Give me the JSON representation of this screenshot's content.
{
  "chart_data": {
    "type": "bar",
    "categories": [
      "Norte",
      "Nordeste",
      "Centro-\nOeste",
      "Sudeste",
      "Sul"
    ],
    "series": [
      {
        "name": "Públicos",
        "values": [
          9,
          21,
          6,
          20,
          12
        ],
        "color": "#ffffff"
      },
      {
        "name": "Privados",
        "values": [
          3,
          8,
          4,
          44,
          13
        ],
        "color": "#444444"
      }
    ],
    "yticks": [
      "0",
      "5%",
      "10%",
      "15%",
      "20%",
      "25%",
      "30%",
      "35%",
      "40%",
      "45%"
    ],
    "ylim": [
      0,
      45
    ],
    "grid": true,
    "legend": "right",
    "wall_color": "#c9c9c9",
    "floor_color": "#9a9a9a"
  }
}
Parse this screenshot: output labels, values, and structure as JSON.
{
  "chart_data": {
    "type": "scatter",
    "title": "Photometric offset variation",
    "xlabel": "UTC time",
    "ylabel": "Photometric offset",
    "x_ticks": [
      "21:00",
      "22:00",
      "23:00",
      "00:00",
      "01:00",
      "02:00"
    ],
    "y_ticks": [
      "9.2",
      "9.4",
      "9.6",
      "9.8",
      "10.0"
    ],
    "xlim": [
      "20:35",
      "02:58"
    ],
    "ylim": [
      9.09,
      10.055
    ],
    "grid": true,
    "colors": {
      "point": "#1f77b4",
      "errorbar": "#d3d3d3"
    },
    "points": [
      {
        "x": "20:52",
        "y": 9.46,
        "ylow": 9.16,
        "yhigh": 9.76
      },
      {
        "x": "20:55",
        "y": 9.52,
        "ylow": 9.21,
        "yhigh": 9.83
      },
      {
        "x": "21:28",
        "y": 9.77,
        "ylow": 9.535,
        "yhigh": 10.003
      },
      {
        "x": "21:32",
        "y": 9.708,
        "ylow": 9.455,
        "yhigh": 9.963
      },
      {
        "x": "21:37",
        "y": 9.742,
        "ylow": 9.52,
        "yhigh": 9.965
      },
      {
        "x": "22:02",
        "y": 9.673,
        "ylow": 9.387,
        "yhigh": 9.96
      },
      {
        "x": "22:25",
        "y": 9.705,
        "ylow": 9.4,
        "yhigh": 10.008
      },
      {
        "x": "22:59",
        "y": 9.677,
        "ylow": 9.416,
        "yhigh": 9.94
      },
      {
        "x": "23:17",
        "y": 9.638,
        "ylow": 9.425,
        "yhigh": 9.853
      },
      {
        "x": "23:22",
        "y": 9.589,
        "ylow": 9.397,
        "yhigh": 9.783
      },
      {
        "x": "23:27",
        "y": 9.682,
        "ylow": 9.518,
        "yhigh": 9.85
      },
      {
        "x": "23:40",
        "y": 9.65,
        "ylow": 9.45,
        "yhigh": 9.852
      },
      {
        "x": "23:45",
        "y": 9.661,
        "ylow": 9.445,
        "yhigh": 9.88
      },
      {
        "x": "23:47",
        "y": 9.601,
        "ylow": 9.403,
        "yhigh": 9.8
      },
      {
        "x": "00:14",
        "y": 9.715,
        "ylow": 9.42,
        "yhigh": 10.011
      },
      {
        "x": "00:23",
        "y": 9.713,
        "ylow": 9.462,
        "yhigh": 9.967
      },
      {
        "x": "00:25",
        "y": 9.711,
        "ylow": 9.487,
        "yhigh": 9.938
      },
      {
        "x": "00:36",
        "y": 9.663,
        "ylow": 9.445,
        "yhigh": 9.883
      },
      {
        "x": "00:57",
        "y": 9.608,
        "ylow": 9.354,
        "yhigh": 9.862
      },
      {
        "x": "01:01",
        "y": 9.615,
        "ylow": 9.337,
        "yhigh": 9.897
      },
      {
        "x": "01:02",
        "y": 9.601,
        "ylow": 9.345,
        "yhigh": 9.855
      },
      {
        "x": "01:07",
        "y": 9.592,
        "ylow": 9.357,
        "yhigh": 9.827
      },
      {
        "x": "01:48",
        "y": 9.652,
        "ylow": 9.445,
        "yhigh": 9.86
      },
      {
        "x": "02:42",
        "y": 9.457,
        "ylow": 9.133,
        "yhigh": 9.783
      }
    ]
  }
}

(Aim of the exercise): Look through the entries above. Extract each line with the word "JSON".

(Solution for this exercise):
Give me the JSON representation of this screenshot's content.
Parse this screenshot: output labels, values, and structure as JSON.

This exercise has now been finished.